• [What the task asks]
Say how many lines contain the string "text". Give no other output.

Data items
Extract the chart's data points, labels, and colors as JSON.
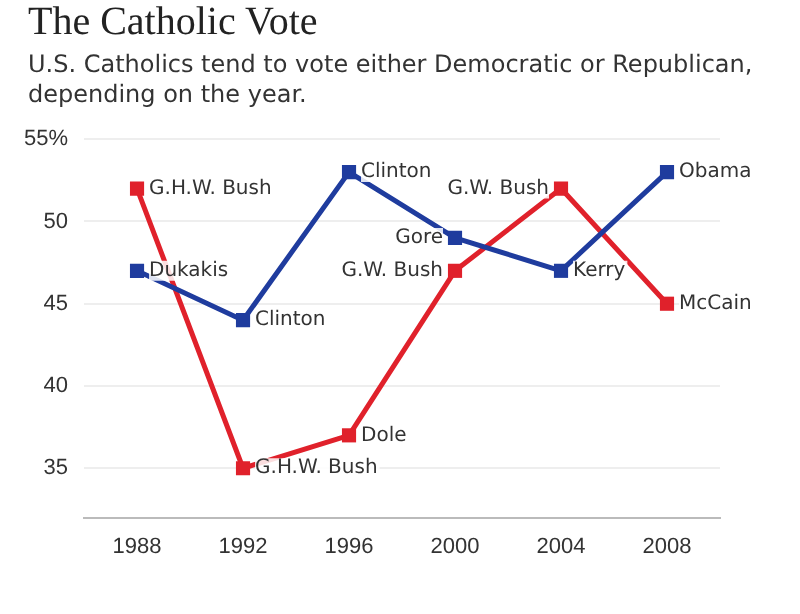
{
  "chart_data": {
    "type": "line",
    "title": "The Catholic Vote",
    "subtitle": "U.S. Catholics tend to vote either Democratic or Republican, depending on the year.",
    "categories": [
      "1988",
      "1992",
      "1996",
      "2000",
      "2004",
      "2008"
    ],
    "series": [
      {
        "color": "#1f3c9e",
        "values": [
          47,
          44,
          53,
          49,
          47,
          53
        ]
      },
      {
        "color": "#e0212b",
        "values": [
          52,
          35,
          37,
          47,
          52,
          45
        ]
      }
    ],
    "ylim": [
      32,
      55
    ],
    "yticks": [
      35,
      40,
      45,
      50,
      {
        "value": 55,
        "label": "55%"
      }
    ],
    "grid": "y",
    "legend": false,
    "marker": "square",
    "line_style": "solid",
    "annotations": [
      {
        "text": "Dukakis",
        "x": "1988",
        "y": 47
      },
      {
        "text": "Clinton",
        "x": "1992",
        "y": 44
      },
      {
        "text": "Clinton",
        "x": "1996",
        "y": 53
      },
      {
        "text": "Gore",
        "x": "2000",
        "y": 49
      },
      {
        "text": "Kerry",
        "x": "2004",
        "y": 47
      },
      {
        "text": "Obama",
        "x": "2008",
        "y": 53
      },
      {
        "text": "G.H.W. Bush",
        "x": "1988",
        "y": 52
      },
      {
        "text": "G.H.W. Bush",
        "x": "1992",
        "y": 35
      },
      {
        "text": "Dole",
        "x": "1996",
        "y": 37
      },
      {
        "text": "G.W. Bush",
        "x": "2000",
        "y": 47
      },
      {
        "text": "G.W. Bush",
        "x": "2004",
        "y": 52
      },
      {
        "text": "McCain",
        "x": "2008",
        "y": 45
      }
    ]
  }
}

• [Expected output]
12